■ Given entries
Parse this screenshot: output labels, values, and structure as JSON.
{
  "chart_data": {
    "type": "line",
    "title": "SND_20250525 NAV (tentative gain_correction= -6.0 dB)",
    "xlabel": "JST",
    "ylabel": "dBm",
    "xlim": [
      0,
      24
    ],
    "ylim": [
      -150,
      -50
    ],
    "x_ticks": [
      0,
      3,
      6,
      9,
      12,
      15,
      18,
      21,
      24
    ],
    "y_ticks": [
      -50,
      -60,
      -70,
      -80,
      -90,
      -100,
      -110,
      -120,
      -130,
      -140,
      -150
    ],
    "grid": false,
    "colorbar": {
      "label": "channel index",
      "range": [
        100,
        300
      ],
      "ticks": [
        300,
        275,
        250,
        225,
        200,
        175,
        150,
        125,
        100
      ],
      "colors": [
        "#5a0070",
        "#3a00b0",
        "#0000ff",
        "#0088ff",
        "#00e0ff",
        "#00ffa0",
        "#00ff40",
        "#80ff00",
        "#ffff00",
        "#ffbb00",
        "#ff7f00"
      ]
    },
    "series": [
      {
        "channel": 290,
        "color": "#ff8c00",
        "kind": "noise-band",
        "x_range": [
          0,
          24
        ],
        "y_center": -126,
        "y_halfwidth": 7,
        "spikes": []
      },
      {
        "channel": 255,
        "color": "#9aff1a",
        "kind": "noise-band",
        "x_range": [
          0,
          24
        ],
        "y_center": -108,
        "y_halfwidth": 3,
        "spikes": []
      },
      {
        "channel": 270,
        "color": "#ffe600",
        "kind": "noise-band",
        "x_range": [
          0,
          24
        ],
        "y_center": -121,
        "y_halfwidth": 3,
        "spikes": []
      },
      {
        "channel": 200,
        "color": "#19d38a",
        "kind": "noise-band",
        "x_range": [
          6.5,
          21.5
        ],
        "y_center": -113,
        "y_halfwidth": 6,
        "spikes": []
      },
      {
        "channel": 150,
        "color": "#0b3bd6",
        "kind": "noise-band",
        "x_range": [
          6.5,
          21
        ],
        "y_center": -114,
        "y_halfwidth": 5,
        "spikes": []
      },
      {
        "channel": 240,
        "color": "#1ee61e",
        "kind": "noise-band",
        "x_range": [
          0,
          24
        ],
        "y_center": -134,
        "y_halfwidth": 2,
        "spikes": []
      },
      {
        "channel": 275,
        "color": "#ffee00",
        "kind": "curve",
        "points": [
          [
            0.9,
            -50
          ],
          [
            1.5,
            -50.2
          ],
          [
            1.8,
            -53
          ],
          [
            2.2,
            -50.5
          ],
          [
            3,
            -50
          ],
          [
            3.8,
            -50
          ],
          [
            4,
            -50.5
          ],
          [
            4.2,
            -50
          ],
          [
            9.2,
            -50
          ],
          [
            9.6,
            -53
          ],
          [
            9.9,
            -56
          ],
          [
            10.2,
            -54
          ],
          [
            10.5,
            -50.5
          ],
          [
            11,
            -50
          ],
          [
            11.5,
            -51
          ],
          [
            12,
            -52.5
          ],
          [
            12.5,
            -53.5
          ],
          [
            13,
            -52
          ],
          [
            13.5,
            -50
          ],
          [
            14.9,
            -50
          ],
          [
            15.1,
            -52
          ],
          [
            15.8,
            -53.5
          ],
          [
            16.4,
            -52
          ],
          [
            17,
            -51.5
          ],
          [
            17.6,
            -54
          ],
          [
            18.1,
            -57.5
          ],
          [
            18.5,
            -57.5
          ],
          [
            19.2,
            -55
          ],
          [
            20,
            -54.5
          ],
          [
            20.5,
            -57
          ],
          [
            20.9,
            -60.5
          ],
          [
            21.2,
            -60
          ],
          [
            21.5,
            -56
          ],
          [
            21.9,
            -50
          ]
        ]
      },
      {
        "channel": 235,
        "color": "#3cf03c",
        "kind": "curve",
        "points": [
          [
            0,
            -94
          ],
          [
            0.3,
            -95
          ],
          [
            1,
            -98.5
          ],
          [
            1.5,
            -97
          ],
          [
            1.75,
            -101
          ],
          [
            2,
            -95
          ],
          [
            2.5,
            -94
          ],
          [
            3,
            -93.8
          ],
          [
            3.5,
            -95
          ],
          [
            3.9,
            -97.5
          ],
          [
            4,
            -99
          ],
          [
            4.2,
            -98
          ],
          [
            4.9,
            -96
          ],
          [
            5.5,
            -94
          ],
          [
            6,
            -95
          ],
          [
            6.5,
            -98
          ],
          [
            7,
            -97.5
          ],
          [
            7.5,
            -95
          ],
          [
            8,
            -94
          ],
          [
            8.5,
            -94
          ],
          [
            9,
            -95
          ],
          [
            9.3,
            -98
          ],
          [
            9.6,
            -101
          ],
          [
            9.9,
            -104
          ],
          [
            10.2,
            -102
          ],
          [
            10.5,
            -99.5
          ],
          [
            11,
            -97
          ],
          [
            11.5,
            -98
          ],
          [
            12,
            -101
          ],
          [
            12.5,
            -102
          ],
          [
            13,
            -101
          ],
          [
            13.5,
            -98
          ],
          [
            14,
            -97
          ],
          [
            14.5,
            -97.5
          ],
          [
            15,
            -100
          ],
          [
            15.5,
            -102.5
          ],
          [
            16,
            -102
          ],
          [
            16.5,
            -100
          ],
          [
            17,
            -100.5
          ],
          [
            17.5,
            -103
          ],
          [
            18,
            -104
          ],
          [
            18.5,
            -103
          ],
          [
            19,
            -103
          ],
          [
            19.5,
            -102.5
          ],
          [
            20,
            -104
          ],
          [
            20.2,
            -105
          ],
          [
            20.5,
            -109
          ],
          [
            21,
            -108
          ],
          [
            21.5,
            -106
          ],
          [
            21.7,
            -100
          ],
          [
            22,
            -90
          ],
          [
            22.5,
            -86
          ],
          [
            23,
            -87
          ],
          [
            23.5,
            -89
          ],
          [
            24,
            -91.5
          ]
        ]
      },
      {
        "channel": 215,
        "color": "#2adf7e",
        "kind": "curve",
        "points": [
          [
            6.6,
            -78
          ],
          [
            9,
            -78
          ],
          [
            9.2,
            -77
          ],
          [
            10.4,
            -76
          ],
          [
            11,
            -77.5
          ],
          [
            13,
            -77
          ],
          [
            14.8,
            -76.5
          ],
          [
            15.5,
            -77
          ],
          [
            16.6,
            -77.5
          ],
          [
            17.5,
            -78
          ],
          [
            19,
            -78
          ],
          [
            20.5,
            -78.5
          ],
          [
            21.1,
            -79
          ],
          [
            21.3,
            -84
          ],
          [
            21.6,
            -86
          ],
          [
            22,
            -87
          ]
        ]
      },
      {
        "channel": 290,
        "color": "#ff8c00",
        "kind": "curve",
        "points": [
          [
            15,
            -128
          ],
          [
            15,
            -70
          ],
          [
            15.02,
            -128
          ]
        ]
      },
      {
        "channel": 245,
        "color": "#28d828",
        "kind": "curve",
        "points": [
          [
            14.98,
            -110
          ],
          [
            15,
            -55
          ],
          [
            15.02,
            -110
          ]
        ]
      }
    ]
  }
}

■ Your goal
From the records above, extract every line exactly as it stands.

■ Worked solution
Parse this screenshot: output labels, values, and structure as JSON.
{
  "chart_data": {
    "type": "line",
    "title": "SND_20250525 NAV (tentative gain_correction= -6.0 dB)",
    "xlabel": "JST",
    "ylabel": "dBm",
    "xlim": [
      0,
      24
    ],
    "ylim": [
      -150,
      -50
    ],
    "x_ticks": [
      0,
      3,
      6,
      9,
      12,
      15,
      18,
      21,
      24
    ],
    "y_ticks": [
      -50,
      -60,
      -70,
      -80,
      -90,
      -100,
      -110,
      -120,
      -130,
      -140,
      -150
    ],
    "grid": false,
    "colorbar": {
      "label": "channel index",
      "range": [
        100,
        300
      ],
      "ticks": [
        300,
        275,
        250,
        225,
        200,
        175,
        150,
        125,
        100
      ],
      "colors": [
        "#5a0070",
        "#3a00b0",
        "#0000ff",
        "#0088ff",
        "#00e0ff",
        "#00ffa0",
        "#00ff40",
        "#80ff00",
        "#ffff00",
        "#ffbb00",
        "#ff7f00"
      ]
    },
    "series": [
      {
        "channel": 290,
        "color": "#ff8c00",
        "kind": "noise-band",
        "x_range": [
          0,
          24
        ],
        "y_center": -126,
        "y_halfwidth": 7,
        "spikes": []
      },
      {
        "channel": 255,
        "color": "#9aff1a",
        "kind": "noise-band",
        "x_range": [
          0,
          24
        ],
        "y_center": -108,
        "y_halfwidth": 3,
        "spikes": []
      },
      {
        "channel": 270,
        "color": "#ffe600",
        "kind": "noise-band",
        "x_range": [
          0,
          24
        ],
        "y_center": -121,
        "y_halfwidth": 3,
        "spikes": []
      },
      {
        "channel": 200,
        "color": "#19d38a",
        "kind": "noise-band",
        "x_range": [
          6.5,
          21.5
        ],
        "y_center": -113,
        "y_halfwidth": 6,
        "spikes": []
      },
      {
        "channel": 150,
        "color": "#0b3bd6",
        "kind": "noise-band",
        "x_range": [
          6.5,
          21
        ],
        "y_center": -114,
        "y_halfwidth": 5,
        "spikes": []
      },
      {
        "channel": 240,
        "color": "#1ee61e",
        "kind": "noise-band",
        "x_range": [
          0,
          24
        ],
        "y_center": -134,
        "y_halfwidth": 2,
        "spikes": []
      },
      {
        "channel": 275,
        "color": "#ffee00",
        "kind": "curve",
        "points": [
          [
            0.9,
            -50
          ],
          [
            1.5,
            -50.2
          ],
          [
            1.8,
            -53
          ],
          [
            2.2,
            -50.5
          ],
          [
            3,
            -50
          ],
          [
            3.8,
            -50
          ],
          [
            4,
            -50.5
          ],
          [
            4.2,
            -50
          ],
          [
            9.2,
            -50
          ],
          [
            9.6,
            -53
          ],
          [
            9.9,
            -56
          ],
          [
            10.2,
            -54
          ],
          [
            10.5,
            -50.5
          ],
          [
            11,
            -50
          ],
          [
            11.5,
            -51
          ],
          [
            12,
            -52.5
          ],
          [
            12.5,
            -53.5
          ],
          [
            13,
            -52
          ],
          [
            13.5,
            -50
          ],
          [
            14.9,
            -50
          ],
          [
            15.1,
            -52
          ],
          [
            15.8,
            -53.5
          ],
          [
            16.4,
            -52
          ],
          [
            17,
            -51.5
          ],
          [
            17.6,
            -54
          ],
          [
            18.1,
            -57.5
          ],
          [
            18.5,
            -57.5
          ],
          [
            19.2,
            -55
          ],
          [
            20,
            -54.5
          ],
          [
            20.5,
            -57
          ],
          [
            20.9,
            -60.5
          ],
          [
            21.2,
            -60
          ],
          [
            21.5,
            -56
          ],
          [
            21.9,
            -50
          ]
        ]
      },
      {
        "channel": 235,
        "color": "#3cf03c",
        "kind": "curve",
        "points": [
          [
            0,
            -94
          ],
          [
            0.3,
            -95
          ],
          [
            1,
            -98.5
          ],
          [
            1.5,
            -97
          ],
          [
            1.75,
            -101
          ],
          [
            2,
            -95
          ],
          [
            2.5,
            -94
          ],
          [
            3,
            -93.8
          ],
          [
            3.5,
            -95
          ],
          [
            3.9,
            -97.5
          ],
          [
            4,
            -99
          ],
          [
            4.2,
            -98
          ],
          [
            4.9,
            -96
          ],
          [
            5.5,
            -94
          ],
          [
            6,
            -95
          ],
          [
            6.5,
            -98
          ],
          [
            7,
            -97.5
          ],
          [
            7.5,
            -95
          ],
          [
            8,
            -94
          ],
          [
            8.5,
            -94
          ],
          [
            9,
            -95
          ],
          [
            9.3,
            -98
          ],
          [
            9.6,
            -101
          ],
          [
            9.9,
            -104
          ],
          [
            10.2,
            -102
          ],
          [
            10.5,
            -99.5
          ],
          [
            11,
            -97
          ],
          [
            11.5,
            -98
          ],
          [
            12,
            -101
          ],
          [
            12.5,
            -102
          ],
          [
            13,
            -101
          ],
          [
            13.5,
            -98
          ],
          [
            14,
            -97
          ],
          [
            14.5,
            -97.5
          ],
          [
            15,
            -100
          ],
          [
            15.5,
            -102.5
          ],
          [
            16,
            -102
          ],
          [
            16.5,
            -100
          ],
          [
            17,
            -100.5
          ],
          [
            17.5,
            -103
          ],
          [
            18,
            -104
          ],
          [
            18.5,
            -103
          ],
          [
            19,
            -103
          ],
          [
            19.5,
            -102.5
          ],
          [
            20,
            -104
          ],
          [
            20.2,
            -105
          ],
          [
            20.5,
            -109
          ],
          [
            21,
            -108
          ],
          [
            21.5,
            -106
          ],
          [
            21.7,
            -100
          ],
          [
            22,
            -90
          ],
          [
            22.5,
            -86
          ],
          [
            23,
            -87
          ],
          [
            23.5,
            -89
          ],
          [
            24,
            -91.5
          ]
        ]
      },
      {
        "channel": 215,
        "color": "#2adf7e",
        "kind": "curve",
        "points": [
          [
            6.6,
            -78
          ],
          [
            9,
            -78
          ],
          [
            9.2,
            -77
          ],
          [
            10.4,
            -76
          ],
          [
            11,
            -77.5
          ],
          [
            13,
            -77
          ],
          [
            14.8,
            -76.5
          ],
          [
            15.5,
            -77
          ],
          [
            16.6,
            -77.5
          ],
          [
            17.5,
            -78
          ],
          [
            19,
            -78
          ],
          [
            20.5,
            -78.5
          ],
          [
            21.1,
            -79
          ],
          [
            21.3,
            -84
          ],
          [
            21.6,
            -86
          ],
          [
            22,
            -87
          ]
        ]
      },
      {
        "channel": 290,
        "color": "#ff8c00",
        "kind": "curve",
        "points": [
          [
            15,
            -128
          ],
          [
            15,
            -70
          ],
          [
            15.02,
            -128
          ]
        ]
      },
      {
        "channel": 245,
        "color": "#28d828",
        "kind": "curve",
        "points": [
          [
            14.98,
            -110
          ],
          [
            15,
            -55
          ],
          [
            15.02,
            -110
          ]
        ]
      }
    ]
  }
}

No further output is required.